Collected data entries -
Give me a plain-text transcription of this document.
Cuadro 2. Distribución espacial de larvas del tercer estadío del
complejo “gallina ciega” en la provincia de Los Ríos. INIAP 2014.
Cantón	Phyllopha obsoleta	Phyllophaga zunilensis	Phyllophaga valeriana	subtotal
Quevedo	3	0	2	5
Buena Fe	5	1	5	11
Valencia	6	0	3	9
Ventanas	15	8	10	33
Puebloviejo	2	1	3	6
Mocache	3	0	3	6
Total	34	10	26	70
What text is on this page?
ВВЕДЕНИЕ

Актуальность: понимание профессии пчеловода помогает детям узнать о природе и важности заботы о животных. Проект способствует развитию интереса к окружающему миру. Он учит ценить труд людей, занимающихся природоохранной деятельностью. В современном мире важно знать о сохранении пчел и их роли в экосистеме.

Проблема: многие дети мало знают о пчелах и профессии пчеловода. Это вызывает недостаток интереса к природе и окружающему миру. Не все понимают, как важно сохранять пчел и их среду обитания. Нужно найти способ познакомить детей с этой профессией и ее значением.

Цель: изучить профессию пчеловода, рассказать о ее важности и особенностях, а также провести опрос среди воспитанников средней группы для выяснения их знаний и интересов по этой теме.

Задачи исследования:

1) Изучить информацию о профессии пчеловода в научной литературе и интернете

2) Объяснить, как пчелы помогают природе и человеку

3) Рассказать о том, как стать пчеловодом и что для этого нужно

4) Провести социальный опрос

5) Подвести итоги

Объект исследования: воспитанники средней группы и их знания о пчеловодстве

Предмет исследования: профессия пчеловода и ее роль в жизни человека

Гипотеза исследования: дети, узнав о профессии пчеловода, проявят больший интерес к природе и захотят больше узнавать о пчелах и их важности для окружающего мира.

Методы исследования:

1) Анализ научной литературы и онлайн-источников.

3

Task description - Copy out each line in the listing that has the word "this".

Final result -
Give me a plain-text transcription of this document.
What text is on this page?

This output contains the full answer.